_To be done_. Find the lines that include the string "name" and report how many there are. Give no other text.

_Task inputs_.

____

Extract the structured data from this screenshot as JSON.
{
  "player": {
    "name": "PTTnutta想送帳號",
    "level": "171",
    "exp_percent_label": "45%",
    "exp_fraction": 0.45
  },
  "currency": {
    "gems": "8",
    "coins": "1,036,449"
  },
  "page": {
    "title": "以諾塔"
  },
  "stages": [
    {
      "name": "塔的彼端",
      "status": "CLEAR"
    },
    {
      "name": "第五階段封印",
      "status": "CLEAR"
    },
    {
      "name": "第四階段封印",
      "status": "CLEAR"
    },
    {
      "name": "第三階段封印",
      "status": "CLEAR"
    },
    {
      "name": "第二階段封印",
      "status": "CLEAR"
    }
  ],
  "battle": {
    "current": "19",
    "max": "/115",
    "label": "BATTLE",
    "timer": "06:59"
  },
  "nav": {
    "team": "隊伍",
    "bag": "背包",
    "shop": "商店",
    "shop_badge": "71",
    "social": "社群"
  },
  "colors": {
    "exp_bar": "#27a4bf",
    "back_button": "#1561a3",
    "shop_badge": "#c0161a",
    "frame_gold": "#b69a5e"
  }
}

____

_Written response_. 6